START

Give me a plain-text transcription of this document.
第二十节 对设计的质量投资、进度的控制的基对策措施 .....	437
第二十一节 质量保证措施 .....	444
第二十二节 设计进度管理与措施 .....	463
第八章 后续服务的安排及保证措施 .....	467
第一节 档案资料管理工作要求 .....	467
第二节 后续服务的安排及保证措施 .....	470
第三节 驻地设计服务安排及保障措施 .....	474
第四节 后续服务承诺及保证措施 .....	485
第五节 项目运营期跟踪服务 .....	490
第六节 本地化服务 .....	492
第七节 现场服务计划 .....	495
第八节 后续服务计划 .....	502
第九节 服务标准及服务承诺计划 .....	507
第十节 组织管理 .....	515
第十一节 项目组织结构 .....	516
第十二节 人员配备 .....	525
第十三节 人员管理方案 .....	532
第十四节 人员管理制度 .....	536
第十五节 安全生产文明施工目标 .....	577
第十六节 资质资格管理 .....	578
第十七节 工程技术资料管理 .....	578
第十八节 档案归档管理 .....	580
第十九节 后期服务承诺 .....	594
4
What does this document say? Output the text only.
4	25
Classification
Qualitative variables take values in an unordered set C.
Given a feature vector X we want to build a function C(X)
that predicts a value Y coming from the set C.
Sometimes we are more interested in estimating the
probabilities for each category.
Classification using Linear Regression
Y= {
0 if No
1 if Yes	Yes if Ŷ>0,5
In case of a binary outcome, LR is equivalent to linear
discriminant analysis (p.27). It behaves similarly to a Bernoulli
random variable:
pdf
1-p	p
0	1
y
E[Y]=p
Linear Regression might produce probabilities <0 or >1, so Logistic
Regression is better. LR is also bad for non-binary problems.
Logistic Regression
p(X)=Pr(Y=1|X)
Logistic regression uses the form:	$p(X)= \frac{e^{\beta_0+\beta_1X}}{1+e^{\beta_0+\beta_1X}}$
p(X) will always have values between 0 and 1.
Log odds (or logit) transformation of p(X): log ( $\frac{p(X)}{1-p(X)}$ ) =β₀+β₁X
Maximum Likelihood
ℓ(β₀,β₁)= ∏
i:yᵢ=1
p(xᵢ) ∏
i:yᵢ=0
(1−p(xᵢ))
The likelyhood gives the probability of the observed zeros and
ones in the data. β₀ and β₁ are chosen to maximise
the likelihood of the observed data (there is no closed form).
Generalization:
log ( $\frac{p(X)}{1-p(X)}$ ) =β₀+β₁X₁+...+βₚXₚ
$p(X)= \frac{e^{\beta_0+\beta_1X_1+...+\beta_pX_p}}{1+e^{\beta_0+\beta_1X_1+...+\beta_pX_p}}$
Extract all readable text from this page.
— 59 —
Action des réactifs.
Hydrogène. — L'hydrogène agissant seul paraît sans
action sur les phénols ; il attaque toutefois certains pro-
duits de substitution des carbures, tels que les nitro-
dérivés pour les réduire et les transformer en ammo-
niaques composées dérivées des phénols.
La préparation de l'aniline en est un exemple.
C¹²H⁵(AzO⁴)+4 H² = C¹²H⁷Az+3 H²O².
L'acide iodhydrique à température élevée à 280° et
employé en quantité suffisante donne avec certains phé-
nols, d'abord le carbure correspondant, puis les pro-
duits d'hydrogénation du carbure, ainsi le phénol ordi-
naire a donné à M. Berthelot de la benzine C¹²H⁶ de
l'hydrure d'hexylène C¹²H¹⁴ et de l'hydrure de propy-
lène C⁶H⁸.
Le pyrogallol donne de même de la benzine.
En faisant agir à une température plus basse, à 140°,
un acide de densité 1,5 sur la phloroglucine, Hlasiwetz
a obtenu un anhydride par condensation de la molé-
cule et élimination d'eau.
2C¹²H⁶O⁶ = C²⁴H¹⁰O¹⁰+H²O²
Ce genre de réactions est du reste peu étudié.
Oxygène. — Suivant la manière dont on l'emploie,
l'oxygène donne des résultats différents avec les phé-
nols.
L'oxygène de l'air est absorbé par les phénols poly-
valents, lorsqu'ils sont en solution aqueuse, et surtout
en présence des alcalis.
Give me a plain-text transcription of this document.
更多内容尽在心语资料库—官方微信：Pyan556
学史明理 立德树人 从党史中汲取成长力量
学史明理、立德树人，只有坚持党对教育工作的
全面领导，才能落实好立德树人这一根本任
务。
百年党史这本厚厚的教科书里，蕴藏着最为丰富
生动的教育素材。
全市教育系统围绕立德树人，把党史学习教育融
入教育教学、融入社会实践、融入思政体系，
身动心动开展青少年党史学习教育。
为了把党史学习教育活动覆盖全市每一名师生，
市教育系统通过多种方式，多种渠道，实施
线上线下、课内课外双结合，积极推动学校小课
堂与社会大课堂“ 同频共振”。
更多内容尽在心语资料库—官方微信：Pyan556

END

_Task statement_
Go through the data above and find the lines with the word "frac". Copy each of those lines.

_Answer to this exercise_
Logistic regression uses the form:	$p(X)= \frac{e^{\beta_0+\beta_1X}}{1+e^{\beta_0+\beta_1X}}$
Log odds (or logit) transformation of p(X): log ( $\frac{p(X)}{1-p(X)}$ ) =β₀+β₁X
log ( $\frac{p(X)}{1-p(X)}$ ) =β₀+β₁X₁+...+βₚXₚ
$p(X)= \frac{e^{\beta_0+\beta_1X_1+...+\beta_pX_p}}{1+e^{\beta_0+\beta_1X_1+...+\beta_pX_p}}$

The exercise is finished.